-- BEGIN --

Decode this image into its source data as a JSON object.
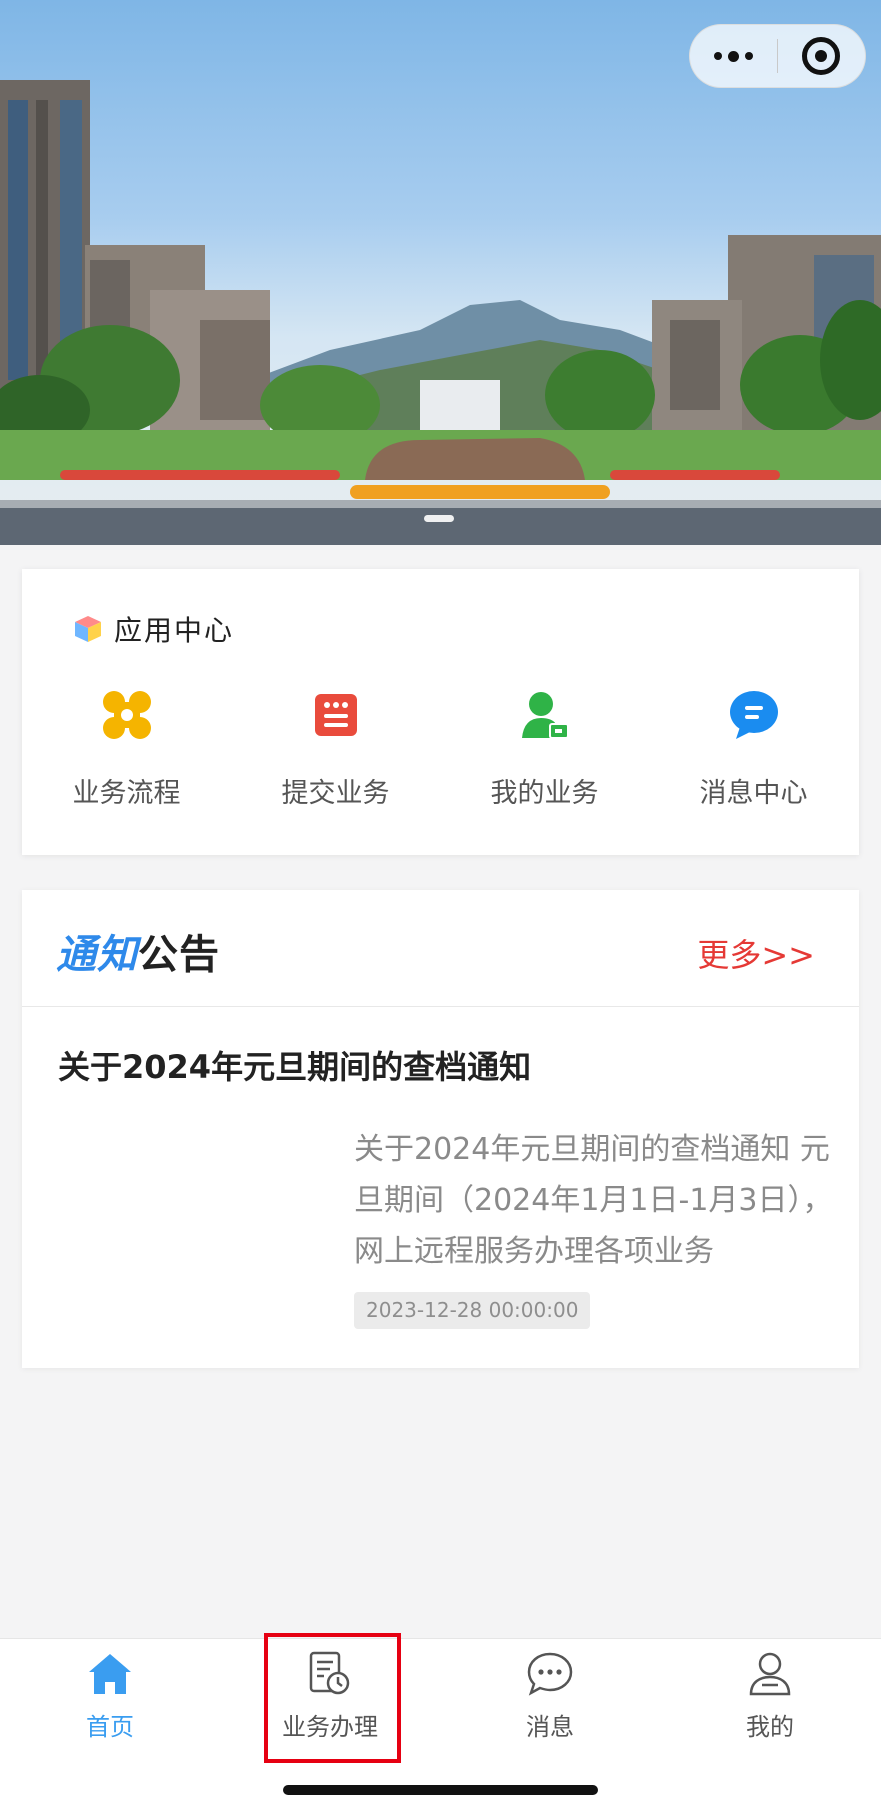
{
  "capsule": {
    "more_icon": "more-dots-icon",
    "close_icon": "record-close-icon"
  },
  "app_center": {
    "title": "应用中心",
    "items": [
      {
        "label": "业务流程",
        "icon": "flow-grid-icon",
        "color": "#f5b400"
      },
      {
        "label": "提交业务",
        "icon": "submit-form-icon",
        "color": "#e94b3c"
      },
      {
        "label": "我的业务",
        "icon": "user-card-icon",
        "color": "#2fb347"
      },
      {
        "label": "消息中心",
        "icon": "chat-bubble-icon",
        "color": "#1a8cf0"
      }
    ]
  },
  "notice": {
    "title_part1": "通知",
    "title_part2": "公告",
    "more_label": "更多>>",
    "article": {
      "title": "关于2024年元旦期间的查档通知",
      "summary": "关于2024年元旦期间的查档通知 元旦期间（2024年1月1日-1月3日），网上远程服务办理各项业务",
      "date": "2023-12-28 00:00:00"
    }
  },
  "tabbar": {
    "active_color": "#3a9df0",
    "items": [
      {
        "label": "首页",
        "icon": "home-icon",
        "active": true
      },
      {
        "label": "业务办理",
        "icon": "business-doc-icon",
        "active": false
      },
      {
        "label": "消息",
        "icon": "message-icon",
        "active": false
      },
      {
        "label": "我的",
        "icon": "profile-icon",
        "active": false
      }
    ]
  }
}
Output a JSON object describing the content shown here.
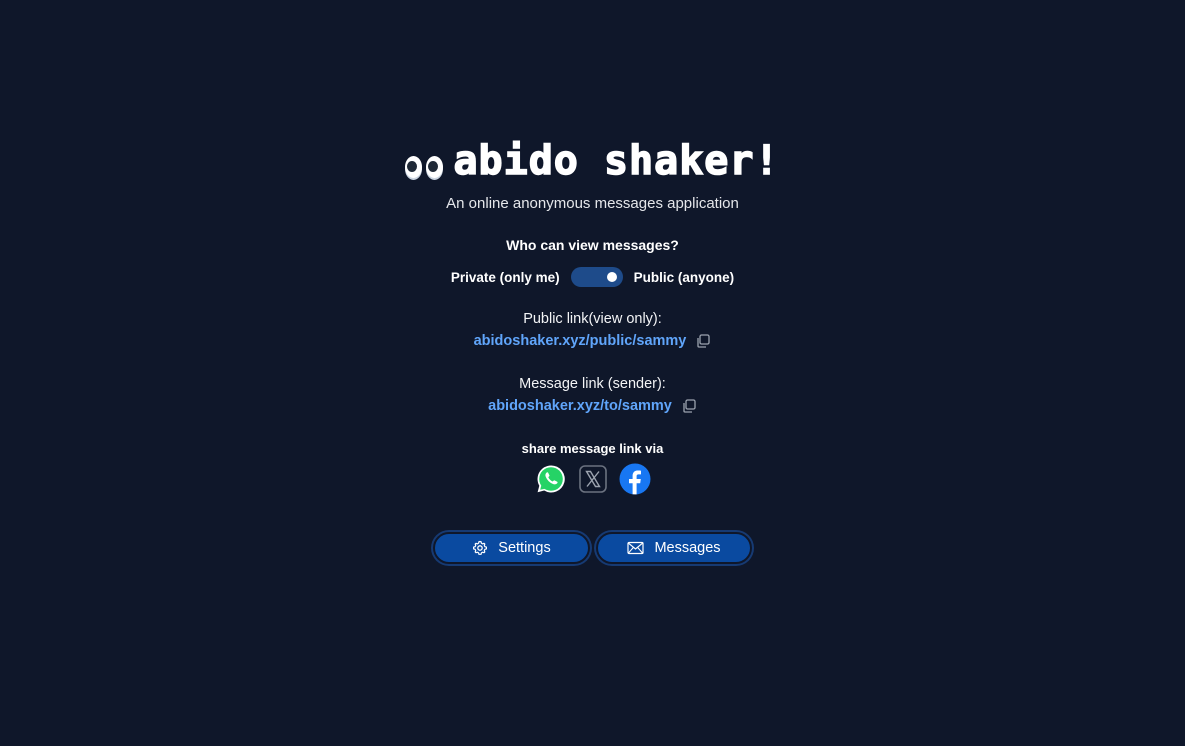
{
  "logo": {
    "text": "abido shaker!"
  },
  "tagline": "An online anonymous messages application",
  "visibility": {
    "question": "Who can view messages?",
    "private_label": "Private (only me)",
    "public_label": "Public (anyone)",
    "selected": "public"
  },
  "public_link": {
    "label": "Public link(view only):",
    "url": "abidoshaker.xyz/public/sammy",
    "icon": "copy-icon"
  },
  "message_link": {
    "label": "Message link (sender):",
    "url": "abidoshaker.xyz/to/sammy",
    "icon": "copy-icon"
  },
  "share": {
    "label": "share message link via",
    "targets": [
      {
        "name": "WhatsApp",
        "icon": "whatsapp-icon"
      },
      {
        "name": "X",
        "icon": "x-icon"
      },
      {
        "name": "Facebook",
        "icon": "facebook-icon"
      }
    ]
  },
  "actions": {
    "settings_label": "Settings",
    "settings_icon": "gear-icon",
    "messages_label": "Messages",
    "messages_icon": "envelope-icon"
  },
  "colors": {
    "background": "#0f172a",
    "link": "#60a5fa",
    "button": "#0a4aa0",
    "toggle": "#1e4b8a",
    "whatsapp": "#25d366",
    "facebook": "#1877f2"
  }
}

-- END --

> _Request_
Scan the records above for the string "JSON", then select every line that holds it.

> _Answer in full_
Decode this image into its source data as a JSON object.
Output a JSON object describing the content shown here.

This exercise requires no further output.